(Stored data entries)

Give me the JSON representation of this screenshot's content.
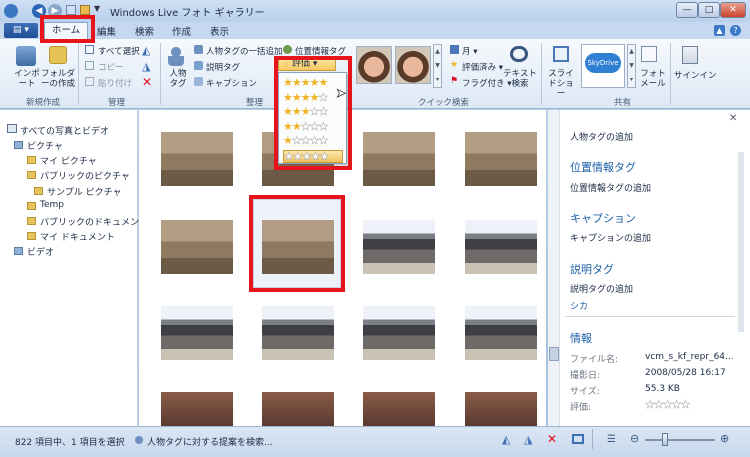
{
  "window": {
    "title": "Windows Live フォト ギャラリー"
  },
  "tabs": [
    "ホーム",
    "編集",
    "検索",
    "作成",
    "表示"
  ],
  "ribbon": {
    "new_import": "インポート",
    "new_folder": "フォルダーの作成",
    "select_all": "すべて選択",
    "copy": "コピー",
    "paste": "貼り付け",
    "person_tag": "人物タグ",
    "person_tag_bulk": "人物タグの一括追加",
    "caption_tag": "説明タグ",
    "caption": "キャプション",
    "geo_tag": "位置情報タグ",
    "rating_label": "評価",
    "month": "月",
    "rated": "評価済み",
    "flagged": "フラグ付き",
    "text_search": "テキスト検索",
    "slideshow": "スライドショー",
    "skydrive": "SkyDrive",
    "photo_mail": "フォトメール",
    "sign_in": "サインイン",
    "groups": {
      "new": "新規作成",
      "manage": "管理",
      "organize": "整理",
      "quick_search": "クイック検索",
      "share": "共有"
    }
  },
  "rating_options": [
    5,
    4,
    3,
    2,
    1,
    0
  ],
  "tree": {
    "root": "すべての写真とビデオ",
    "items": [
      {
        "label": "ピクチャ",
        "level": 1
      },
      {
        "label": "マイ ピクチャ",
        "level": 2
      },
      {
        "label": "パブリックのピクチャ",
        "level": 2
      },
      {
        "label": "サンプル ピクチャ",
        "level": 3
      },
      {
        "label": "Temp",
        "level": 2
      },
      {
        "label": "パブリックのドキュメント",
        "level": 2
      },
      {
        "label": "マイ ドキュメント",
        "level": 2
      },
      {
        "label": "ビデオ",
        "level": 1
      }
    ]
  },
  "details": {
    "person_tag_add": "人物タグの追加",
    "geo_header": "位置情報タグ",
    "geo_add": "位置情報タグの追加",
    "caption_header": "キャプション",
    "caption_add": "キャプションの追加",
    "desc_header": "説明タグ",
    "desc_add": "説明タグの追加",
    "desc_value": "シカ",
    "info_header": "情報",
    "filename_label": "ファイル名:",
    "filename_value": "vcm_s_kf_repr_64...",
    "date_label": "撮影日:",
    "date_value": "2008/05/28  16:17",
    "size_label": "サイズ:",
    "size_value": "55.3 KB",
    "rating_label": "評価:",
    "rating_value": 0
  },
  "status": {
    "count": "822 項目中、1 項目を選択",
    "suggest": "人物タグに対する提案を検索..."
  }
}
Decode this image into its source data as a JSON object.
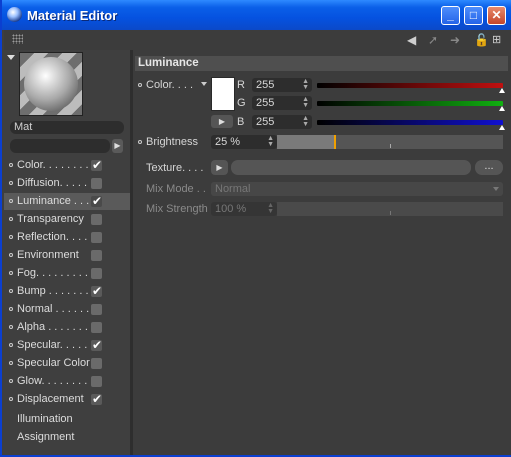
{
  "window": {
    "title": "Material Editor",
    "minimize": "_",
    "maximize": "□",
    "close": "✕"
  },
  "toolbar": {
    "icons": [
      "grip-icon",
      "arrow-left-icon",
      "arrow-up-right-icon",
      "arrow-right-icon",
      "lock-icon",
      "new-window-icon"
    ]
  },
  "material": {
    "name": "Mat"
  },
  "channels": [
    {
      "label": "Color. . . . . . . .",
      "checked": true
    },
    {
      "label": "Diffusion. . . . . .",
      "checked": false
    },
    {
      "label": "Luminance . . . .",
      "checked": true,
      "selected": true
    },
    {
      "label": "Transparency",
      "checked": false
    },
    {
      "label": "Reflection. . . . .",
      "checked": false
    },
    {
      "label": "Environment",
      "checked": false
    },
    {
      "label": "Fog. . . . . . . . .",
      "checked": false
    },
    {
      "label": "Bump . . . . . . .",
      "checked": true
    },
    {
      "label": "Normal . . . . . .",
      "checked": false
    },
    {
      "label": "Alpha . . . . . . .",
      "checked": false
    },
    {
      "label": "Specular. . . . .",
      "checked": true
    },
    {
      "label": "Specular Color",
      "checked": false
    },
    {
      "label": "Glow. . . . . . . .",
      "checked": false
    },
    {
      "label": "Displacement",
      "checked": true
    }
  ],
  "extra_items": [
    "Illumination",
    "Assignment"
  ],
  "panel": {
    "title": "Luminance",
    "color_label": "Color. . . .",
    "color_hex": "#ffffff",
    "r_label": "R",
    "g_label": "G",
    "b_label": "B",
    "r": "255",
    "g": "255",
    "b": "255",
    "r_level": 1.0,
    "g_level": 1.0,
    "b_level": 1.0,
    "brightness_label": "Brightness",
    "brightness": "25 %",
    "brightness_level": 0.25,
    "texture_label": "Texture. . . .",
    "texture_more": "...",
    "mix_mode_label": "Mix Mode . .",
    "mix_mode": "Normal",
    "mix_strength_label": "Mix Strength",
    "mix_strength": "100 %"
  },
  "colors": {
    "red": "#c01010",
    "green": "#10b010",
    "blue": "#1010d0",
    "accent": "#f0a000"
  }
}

### Exercise instructions:
Except for the pictures, give all the material above again verbatim.

### Answer:
Give me the JSON representation of this screenshot's content.
{
  "window": {
    "title": "Windows Live フォト ギャラリー"
  },
  "tabs": [
    "ホーム",
    "編集",
    "検索",
    "作成",
    "表示"
  ],
  "ribbon": {
    "new_import": "インポート",
    "new_folder": "フォルダーの作成",
    "select_all": "すべて選択",
    "copy": "コピー",
    "paste": "貼り付け",
    "person_tag": "人物タグ",
    "person_tag_bulk": "人物タグの一括追加",
    "caption_tag": "説明タグ",
    "caption": "キャプション",
    "geo_tag": "位置情報タグ",
    "rating_label": "評価",
    "month": "月",
    "rated": "評価済み",
    "flagged": "フラグ付き",
    "text_search": "テキスト検索",
    "slideshow": "スライドショー",
    "skydrive": "SkyDrive",
    "photo_mail": "フォトメール",
    "sign_in": "サインイン",
    "groups": {
      "new": "新規作成",
      "manage": "管理",
      "organize": "整理",
      "quick_search": "クイック検索",
      "share": "共有"
    }
  },
  "rating_options": [
    5,
    4,
    3,
    2,
    1,
    0
  ],
  "tree": {
    "root": "すべての写真とビデオ",
    "items": [
      {
        "label": "ピクチャ",
        "level": 1
      },
      {
        "label": "マイ ピクチャ",
        "level": 2
      },
      {
        "label": "パブリックのピクチャ",
        "level": 2
      },
      {
        "label": "サンプル ピクチャ",
        "level": 3
      },
      {
        "label": "Temp",
        "level": 2
      },
      {
        "label": "パブリックのドキュメント",
        "level": 2
      },
      {
        "label": "マイ ドキュメント",
        "level": 2
      },
      {
        "label": "ビデオ",
        "level": 1
      }
    ]
  },
  "details": {
    "person_tag_add": "人物タグの追加",
    "geo_header": "位置情報タグ",
    "geo_add": "位置情報タグの追加",
    "caption_header": "キャプション",
    "caption_add": "キャプションの追加",
    "desc_header": "説明タグ",
    "desc_add": "説明タグの追加",
    "desc_value": "シカ",
    "info_header": "情報",
    "filename_label": "ファイル名:",
    "filename_value": "vcm_s_kf_repr_64...",
    "date_label": "撮影日:",
    "date_value": "2008/05/28  16:17",
    "size_label": "サイズ:",
    "size_value": "55.3 KB",
    "rating_label": "評価:",
    "rating_value": 0
  },
  "status": {
    "count": "822 項目中、1 項目を選択",
    "suggest": "人物タグに対する提案を検索..."
  }
}
Decode this image into its source data as a JSON object.
{
  "window": {
    "title": "Material Editor",
    "minimize": "_",
    "maximize": "□",
    "close": "✕"
  },
  "toolbar": {
    "icons": [
      "grip-icon",
      "arrow-left-icon",
      "arrow-up-right-icon",
      "arrow-right-icon",
      "lock-icon",
      "new-window-icon"
    ]
  },
  "material": {
    "name": "Mat"
  },
  "channels": [
    {
      "label": "Color. . . . . . . .",
      "checked": true
    },
    {
      "label": "Diffusion. . . . . .",
      "checked": false
    },
    {
      "label": "Luminance . . . .",
      "checked": true,
      "selected": true
    },
    {
      "label": "Transparency",
      "checked": false
    },
    {
      "label": "Reflection. . . . .",
      "checked": false
    },
    {
      "label": "Environment",
      "checked": false
    },
    {
      "label": "Fog. . . . . . . . .",
      "checked": false
    },
    {
      "label": "Bump . . . . . . .",
      "checked": true
    },
    {
      "label": "Normal . . . . . .",
      "checked": false
    },
    {
      "label": "Alpha . . . . . . .",
      "checked": false
    },
    {
      "label": "Specular. . . . .",
      "checked": true
    },
    {
      "label": "Specular Color",
      "checked": false
    },
    {
      "label": "Glow. . . . . . . .",
      "checked": false
    },
    {
      "label": "Displacement",
      "checked": true
    }
  ],
  "extra_items": [
    "Illumination",
    "Assignment"
  ],
  "panel": {
    "title": "Luminance",
    "color_label": "Color. . . .",
    "color_hex": "#ffffff",
    "r_label": "R",
    "g_label": "G",
    "b_label": "B",
    "r": "255",
    "g": "255",
    "b": "255",
    "r_level": 1.0,
    "g_level": 1.0,
    "b_level": 1.0,
    "brightness_label": "Brightness",
    "brightness": "25 %",
    "brightness_level": 0.25,
    "texture_label": "Texture. . . .",
    "texture_more": "...",
    "mix_mode_label": "Mix Mode . .",
    "mix_mode": "Normal",
    "mix_strength_label": "Mix Strength",
    "mix_strength": "100 %"
  },
  "colors": {
    "red": "#c01010",
    "green": "#10b010",
    "blue": "#1010d0",
    "accent": "#f0a000"
  }
}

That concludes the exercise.